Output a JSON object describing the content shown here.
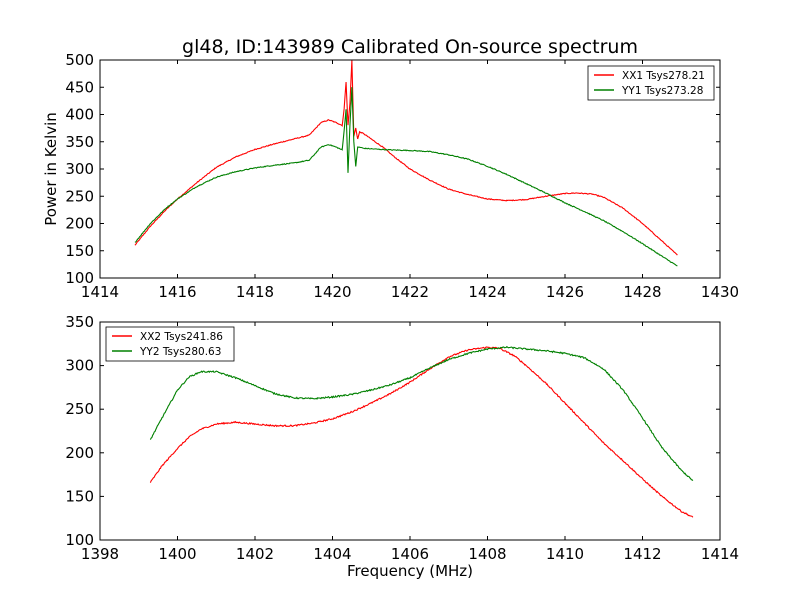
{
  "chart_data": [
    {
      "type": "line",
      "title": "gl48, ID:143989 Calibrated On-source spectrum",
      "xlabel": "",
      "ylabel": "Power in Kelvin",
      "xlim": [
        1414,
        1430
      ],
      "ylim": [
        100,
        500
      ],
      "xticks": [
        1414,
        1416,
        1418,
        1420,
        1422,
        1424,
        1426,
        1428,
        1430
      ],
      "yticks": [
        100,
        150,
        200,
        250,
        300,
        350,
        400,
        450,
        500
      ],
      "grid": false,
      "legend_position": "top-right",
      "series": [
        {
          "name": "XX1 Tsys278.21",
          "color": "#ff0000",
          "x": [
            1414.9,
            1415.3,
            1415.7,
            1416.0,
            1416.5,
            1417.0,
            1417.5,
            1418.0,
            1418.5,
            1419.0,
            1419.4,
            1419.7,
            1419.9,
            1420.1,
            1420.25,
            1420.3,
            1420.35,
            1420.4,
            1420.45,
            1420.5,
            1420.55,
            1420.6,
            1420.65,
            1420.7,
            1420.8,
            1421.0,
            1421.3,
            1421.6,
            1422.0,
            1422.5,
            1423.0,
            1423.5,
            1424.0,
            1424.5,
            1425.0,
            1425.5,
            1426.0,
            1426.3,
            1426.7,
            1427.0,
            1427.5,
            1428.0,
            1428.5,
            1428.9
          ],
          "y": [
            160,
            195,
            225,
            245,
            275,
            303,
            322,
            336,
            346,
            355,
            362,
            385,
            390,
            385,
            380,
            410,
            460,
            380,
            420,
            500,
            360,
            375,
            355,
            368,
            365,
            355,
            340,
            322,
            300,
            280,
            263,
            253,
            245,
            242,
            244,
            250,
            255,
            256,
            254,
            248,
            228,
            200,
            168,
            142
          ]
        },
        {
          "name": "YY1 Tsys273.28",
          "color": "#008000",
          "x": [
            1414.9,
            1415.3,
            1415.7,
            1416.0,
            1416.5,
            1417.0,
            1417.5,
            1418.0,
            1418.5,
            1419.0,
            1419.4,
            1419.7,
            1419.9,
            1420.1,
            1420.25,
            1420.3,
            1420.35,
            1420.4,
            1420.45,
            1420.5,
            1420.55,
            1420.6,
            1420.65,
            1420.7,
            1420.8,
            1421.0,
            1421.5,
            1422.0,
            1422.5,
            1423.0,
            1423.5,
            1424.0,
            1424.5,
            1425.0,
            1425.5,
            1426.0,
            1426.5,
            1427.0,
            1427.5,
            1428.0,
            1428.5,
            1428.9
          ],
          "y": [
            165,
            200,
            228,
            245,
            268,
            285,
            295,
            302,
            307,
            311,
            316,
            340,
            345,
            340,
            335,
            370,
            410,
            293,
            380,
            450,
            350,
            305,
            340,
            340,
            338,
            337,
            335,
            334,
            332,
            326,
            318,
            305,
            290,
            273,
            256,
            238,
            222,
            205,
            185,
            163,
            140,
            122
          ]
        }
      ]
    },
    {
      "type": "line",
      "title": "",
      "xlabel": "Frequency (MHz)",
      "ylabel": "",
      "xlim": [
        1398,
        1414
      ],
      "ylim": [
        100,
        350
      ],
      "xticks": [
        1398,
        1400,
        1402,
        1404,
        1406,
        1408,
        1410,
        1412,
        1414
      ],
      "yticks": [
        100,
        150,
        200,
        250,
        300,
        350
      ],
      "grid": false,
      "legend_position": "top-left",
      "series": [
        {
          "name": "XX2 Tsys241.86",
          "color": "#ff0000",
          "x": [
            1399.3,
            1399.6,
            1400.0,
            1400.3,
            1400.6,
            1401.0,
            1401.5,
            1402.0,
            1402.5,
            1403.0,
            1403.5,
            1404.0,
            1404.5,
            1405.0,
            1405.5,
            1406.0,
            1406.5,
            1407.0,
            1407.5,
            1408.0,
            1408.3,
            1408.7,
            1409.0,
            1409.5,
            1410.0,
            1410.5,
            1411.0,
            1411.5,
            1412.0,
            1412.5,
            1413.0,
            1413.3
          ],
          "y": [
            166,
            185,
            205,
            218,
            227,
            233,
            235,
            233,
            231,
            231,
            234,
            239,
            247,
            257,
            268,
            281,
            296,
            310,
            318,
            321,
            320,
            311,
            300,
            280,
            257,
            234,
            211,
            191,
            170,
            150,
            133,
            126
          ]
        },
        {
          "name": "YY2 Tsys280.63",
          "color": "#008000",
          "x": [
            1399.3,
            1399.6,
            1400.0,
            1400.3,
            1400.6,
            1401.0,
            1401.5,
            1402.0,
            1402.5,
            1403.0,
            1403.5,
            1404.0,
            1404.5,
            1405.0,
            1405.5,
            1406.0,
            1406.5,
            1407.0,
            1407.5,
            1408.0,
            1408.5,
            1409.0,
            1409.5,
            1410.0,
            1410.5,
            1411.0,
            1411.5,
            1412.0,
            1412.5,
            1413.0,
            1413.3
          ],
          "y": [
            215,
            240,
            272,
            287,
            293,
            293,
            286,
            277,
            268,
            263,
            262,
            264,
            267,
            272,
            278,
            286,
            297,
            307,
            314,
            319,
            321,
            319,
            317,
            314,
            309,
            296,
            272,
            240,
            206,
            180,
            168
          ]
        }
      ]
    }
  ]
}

════════════════════

> [Short exercise]
Restate the data above word for word. Skip every picture.

> [Answer to the task]
Output a JSON object describing the content shown here.
{
  "chart_data": [
    {
      "type": "line",
      "title": "gl48, ID:143989 Calibrated On-source spectrum",
      "xlabel": "",
      "ylabel": "Power in Kelvin",
      "xlim": [
        1414,
        1430
      ],
      "ylim": [
        100,
        500
      ],
      "xticks": [
        1414,
        1416,
        1418,
        1420,
        1422,
        1424,
        1426,
        1428,
        1430
      ],
      "yticks": [
        100,
        150,
        200,
        250,
        300,
        350,
        400,
        450,
        500
      ],
      "grid": false,
      "legend_position": "top-right",
      "series": [
        {
          "name": "XX1 Tsys278.21",
          "color": "#ff0000",
          "x": [
            1414.9,
            1415.3,
            1415.7,
            1416.0,
            1416.5,
            1417.0,
            1417.5,
            1418.0,
            1418.5,
            1419.0,
            1419.4,
            1419.7,
            1419.9,
            1420.1,
            1420.25,
            1420.3,
            1420.35,
            1420.4,
            1420.45,
            1420.5,
            1420.55,
            1420.6,
            1420.65,
            1420.7,
            1420.8,
            1421.0,
            1421.3,
            1421.6,
            1422.0,
            1422.5,
            1423.0,
            1423.5,
            1424.0,
            1424.5,
            1425.0,
            1425.5,
            1426.0,
            1426.3,
            1426.7,
            1427.0,
            1427.5,
            1428.0,
            1428.5,
            1428.9
          ],
          "y": [
            160,
            195,
            225,
            245,
            275,
            303,
            322,
            336,
            346,
            355,
            362,
            385,
            390,
            385,
            380,
            410,
            460,
            380,
            420,
            500,
            360,
            375,
            355,
            368,
            365,
            355,
            340,
            322,
            300,
            280,
            263,
            253,
            245,
            242,
            244,
            250,
            255,
            256,
            254,
            248,
            228,
            200,
            168,
            142
          ]
        },
        {
          "name": "YY1 Tsys273.28",
          "color": "#008000",
          "x": [
            1414.9,
            1415.3,
            1415.7,
            1416.0,
            1416.5,
            1417.0,
            1417.5,
            1418.0,
            1418.5,
            1419.0,
            1419.4,
            1419.7,
            1419.9,
            1420.1,
            1420.25,
            1420.3,
            1420.35,
            1420.4,
            1420.45,
            1420.5,
            1420.55,
            1420.6,
            1420.65,
            1420.7,
            1420.8,
            1421.0,
            1421.5,
            1422.0,
            1422.5,
            1423.0,
            1423.5,
            1424.0,
            1424.5,
            1425.0,
            1425.5,
            1426.0,
            1426.5,
            1427.0,
            1427.5,
            1428.0,
            1428.5,
            1428.9
          ],
          "y": [
            165,
            200,
            228,
            245,
            268,
            285,
            295,
            302,
            307,
            311,
            316,
            340,
            345,
            340,
            335,
            370,
            410,
            293,
            380,
            450,
            350,
            305,
            340,
            340,
            338,
            337,
            335,
            334,
            332,
            326,
            318,
            305,
            290,
            273,
            256,
            238,
            222,
            205,
            185,
            163,
            140,
            122
          ]
        }
      ]
    },
    {
      "type": "line",
      "title": "",
      "xlabel": "Frequency (MHz)",
      "ylabel": "",
      "xlim": [
        1398,
        1414
      ],
      "ylim": [
        100,
        350
      ],
      "xticks": [
        1398,
        1400,
        1402,
        1404,
        1406,
        1408,
        1410,
        1412,
        1414
      ],
      "yticks": [
        100,
        150,
        200,
        250,
        300,
        350
      ],
      "grid": false,
      "legend_position": "top-left",
      "series": [
        {
          "name": "XX2 Tsys241.86",
          "color": "#ff0000",
          "x": [
            1399.3,
            1399.6,
            1400.0,
            1400.3,
            1400.6,
            1401.0,
            1401.5,
            1402.0,
            1402.5,
            1403.0,
            1403.5,
            1404.0,
            1404.5,
            1405.0,
            1405.5,
            1406.0,
            1406.5,
            1407.0,
            1407.5,
            1408.0,
            1408.3,
            1408.7,
            1409.0,
            1409.5,
            1410.0,
            1410.5,
            1411.0,
            1411.5,
            1412.0,
            1412.5,
            1413.0,
            1413.3
          ],
          "y": [
            166,
            185,
            205,
            218,
            227,
            233,
            235,
            233,
            231,
            231,
            234,
            239,
            247,
            257,
            268,
            281,
            296,
            310,
            318,
            321,
            320,
            311,
            300,
            280,
            257,
            234,
            211,
            191,
            170,
            150,
            133,
            126
          ]
        },
        {
          "name": "YY2 Tsys280.63",
          "color": "#008000",
          "x": [
            1399.3,
            1399.6,
            1400.0,
            1400.3,
            1400.6,
            1401.0,
            1401.5,
            1402.0,
            1402.5,
            1403.0,
            1403.5,
            1404.0,
            1404.5,
            1405.0,
            1405.5,
            1406.0,
            1406.5,
            1407.0,
            1407.5,
            1408.0,
            1408.5,
            1409.0,
            1409.5,
            1410.0,
            1410.5,
            1411.0,
            1411.5,
            1412.0,
            1412.5,
            1413.0,
            1413.3
          ],
          "y": [
            215,
            240,
            272,
            287,
            293,
            293,
            286,
            277,
            268,
            263,
            262,
            264,
            267,
            272,
            278,
            286,
            297,
            307,
            314,
            319,
            321,
            319,
            317,
            314,
            309,
            296,
            272,
            240,
            206,
            180,
            168
          ]
        }
      ]
    }
  ]
}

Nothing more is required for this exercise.